**Problem statement**
Repeat the listing in full. Nothing may be added or left out.

======

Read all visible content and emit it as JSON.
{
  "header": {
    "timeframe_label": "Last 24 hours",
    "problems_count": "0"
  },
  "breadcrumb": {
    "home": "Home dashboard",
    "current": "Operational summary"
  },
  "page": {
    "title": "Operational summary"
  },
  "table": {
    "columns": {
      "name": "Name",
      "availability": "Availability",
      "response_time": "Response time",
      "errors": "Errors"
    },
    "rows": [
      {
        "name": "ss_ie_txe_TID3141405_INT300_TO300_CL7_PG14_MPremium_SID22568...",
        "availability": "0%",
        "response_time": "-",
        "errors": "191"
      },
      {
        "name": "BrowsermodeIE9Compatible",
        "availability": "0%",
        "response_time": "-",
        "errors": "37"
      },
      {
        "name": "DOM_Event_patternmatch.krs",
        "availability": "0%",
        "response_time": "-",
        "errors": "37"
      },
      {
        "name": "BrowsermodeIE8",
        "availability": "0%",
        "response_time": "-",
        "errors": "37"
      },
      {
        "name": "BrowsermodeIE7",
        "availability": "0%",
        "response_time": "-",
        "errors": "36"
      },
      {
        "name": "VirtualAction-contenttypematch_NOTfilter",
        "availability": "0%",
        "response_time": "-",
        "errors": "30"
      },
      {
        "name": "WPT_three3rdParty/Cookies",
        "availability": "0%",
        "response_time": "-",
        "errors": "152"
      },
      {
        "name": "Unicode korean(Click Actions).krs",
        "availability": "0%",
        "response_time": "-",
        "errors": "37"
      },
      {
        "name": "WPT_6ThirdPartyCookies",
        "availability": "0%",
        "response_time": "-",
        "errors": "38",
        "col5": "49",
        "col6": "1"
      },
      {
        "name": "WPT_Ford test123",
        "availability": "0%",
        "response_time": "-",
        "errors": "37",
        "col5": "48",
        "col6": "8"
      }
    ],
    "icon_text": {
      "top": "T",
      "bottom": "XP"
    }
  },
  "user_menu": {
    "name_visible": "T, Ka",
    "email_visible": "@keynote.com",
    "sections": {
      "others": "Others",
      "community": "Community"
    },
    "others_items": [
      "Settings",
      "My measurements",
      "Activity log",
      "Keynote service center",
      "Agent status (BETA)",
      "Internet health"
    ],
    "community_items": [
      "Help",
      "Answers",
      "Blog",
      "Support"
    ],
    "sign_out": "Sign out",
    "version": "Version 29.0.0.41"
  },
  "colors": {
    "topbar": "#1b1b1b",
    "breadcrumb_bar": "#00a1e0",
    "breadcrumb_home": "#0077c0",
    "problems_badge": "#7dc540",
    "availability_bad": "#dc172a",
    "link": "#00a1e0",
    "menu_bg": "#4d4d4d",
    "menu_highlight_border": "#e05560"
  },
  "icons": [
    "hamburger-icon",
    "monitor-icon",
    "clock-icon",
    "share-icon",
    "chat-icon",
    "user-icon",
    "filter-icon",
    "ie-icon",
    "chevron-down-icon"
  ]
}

======

**Answer to this problem**
Read all visible content and emit it as JSON.
{
  "header": {
    "timeframe_label": "Last 24 hours",
    "problems_count": "0"
  },
  "breadcrumb": {
    "home": "Home dashboard",
    "current": "Operational summary"
  },
  "page": {
    "title": "Operational summary"
  },
  "table": {
    "columns": {
      "name": "Name",
      "availability": "Availability",
      "response_time": "Response time",
      "errors": "Errors"
    },
    "rows": [
      {
        "name": "ss_ie_txe_TID3141405_INT300_TO300_CL7_PG14_MPremium_SID22568...",
        "availability": "0%",
        "response_time": "-",
        "errors": "191"
      },
      {
        "name": "BrowsermodeIE9Compatible",
        "availability": "0%",
        "response_time": "-",
        "errors": "37"
      },
      {
        "name": "DOM_Event_patternmatch.krs",
        "availability": "0%",
        "response_time": "-",
        "errors": "37"
      },
      {
        "name": "BrowsermodeIE8",
        "availability": "0%",
        "response_time": "-",
        "errors": "37"
      },
      {
        "name": "BrowsermodeIE7",
        "availability": "0%",
        "response_time": "-",
        "errors": "36"
      },
      {
        "name": "VirtualAction-contenttypematch_NOTfilter",
        "availability": "0%",
        "response_time": "-",
        "errors": "30"
      },
      {
        "name": "WPT_three3rdParty/Cookies",
        "availability": "0%",
        "response_time": "-",
        "errors": "152"
      },
      {
        "name": "Unicode korean(Click Actions).krs",
        "availability": "0%",
        "response_time": "-",
        "errors": "37"
      },
      {
        "name": "WPT_6ThirdPartyCookies",
        "availability": "0%",
        "response_time": "-",
        "errors": "38",
        "col5": "49",
        "col6": "1"
      },
      {
        "name": "WPT_Ford test123",
        "availability": "0%",
        "response_time": "-",
        "errors": "37",
        "col5": "48",
        "col6": "8"
      }
    ],
    "icon_text": {
      "top": "T",
      "bottom": "XP"
    }
  },
  "user_menu": {
    "name_visible": "T, Ka",
    "email_visible": "@keynote.com",
    "sections": {
      "others": "Others",
      "community": "Community"
    },
    "others_items": [
      "Settings",
      "My measurements",
      "Activity log",
      "Keynote service center",
      "Agent status (BETA)",
      "Internet health"
    ],
    "community_items": [
      "Help",
      "Answers",
      "Blog",
      "Support"
    ],
    "sign_out": "Sign out",
    "version": "Version 29.0.0.41"
  },
  "colors": {
    "topbar": "#1b1b1b",
    "breadcrumb_bar": "#00a1e0",
    "breadcrumb_home": "#0077c0",
    "problems_badge": "#7dc540",
    "availability_bad": "#dc172a",
    "link": "#00a1e0",
    "menu_bg": "#4d4d4d",
    "menu_highlight_border": "#e05560"
  },
  "icons": [
    "hamburger-icon",
    "monitor-icon",
    "clock-icon",
    "share-icon",
    "chat-icon",
    "user-icon",
    "filter-icon",
    "ie-icon",
    "chevron-down-icon"
  ]
}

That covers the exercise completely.